Input for this task:

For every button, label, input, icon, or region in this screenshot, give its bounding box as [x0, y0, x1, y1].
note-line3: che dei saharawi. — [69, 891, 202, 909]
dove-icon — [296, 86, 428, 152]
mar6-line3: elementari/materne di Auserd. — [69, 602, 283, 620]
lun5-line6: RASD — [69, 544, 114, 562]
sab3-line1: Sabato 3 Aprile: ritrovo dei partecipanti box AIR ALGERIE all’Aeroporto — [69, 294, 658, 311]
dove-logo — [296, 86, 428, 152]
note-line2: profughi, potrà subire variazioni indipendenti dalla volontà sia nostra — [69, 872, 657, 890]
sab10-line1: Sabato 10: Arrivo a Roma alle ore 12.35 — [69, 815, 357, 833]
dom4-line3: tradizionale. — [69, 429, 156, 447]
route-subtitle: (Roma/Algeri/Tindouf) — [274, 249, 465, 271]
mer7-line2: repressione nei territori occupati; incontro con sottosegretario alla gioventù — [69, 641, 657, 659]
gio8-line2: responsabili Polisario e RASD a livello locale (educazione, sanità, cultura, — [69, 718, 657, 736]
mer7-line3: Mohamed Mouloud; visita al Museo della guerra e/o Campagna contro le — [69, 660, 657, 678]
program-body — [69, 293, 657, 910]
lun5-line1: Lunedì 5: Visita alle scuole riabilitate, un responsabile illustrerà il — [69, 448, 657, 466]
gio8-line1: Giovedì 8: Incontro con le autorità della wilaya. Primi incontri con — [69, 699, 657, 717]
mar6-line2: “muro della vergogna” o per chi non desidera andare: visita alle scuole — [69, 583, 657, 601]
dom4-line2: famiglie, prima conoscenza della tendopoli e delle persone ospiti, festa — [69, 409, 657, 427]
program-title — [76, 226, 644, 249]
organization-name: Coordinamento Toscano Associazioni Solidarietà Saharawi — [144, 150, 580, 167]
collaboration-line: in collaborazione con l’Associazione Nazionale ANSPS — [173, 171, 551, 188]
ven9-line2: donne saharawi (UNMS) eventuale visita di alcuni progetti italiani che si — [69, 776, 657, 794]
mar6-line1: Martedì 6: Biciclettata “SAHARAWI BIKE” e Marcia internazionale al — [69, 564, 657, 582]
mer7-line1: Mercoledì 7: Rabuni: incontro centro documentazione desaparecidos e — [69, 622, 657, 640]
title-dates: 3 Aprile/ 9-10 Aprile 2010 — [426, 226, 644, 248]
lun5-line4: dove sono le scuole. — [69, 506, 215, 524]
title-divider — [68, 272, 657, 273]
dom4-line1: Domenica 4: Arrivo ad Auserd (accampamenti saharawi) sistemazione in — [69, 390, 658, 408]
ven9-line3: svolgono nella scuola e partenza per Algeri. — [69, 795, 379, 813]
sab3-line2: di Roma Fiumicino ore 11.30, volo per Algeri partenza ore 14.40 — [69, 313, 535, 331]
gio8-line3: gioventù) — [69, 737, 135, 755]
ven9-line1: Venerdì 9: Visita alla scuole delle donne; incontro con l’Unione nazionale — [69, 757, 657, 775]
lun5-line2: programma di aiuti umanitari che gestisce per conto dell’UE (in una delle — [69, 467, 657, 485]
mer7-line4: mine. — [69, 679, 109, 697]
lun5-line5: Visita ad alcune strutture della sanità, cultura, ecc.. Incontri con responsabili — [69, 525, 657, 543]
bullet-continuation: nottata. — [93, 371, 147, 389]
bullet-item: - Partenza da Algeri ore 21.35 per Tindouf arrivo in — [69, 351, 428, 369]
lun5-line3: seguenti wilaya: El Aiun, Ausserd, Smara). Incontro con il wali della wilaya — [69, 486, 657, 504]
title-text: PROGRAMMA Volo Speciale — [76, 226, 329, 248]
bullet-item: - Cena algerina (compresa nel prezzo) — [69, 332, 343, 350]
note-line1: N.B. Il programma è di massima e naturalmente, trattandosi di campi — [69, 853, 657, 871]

Problem details:
Please rewrite the stretch from the start of the records through the line containing "mar6-line3: elementari/materne di", putting "enclosing rectangle" in place of "bounding box" and leaving everything else unchanged.

Solution to this problem:
For every button, label, input, icon, or region in this screenshot, give its enclosing rectangle as [x0, y0, x1, y1].
note-line3: che dei saharawi. — [69, 891, 202, 909]
dove-icon — [296, 86, 428, 152]
mar6-line3: elementari/materne di Auserd. — [69, 602, 283, 620]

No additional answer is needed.